(DIRECTIONS FOR THIS TASK) Copy every entry exactly.

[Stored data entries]

--

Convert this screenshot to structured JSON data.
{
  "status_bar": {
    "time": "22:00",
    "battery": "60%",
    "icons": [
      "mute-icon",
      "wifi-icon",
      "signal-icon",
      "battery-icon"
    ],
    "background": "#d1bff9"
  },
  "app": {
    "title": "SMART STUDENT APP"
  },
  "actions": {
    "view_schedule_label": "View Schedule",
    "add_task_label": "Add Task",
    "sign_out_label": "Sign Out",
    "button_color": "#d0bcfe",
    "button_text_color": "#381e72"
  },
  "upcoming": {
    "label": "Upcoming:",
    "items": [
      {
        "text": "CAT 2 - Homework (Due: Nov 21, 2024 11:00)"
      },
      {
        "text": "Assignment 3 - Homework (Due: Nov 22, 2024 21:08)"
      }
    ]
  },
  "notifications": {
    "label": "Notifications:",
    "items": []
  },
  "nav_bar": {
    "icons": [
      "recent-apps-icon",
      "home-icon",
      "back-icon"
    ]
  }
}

--

(OUTPUT)
Convert this screenshot to structured JSON data.
{
  "status_bar": {
    "time": "22:00",
    "battery": "60%",
    "icons": [
      "mute-icon",
      "wifi-icon",
      "signal-icon",
      "battery-icon"
    ],
    "background": "#d1bff9"
  },
  "app": {
    "title": "SMART STUDENT APP"
  },
  "actions": {
    "view_schedule_label": "View Schedule",
    "add_task_label": "Add Task",
    "sign_out_label": "Sign Out",
    "button_color": "#d0bcfe",
    "button_text_color": "#381e72"
  },
  "upcoming": {
    "label": "Upcoming:",
    "items": [
      {
        "text": "CAT 2 - Homework (Due: Nov 21, 2024 11:00)"
      },
      {
        "text": "Assignment 3 - Homework (Due: Nov 22, 2024 21:08)"
      }
    ]
  },
  "notifications": {
    "label": "Notifications:",
    "items": []
  },
  "nav_bar": {
    "icons": [
      "recent-apps-icon",
      "home-icon",
      "back-icon"
    ]
  }
}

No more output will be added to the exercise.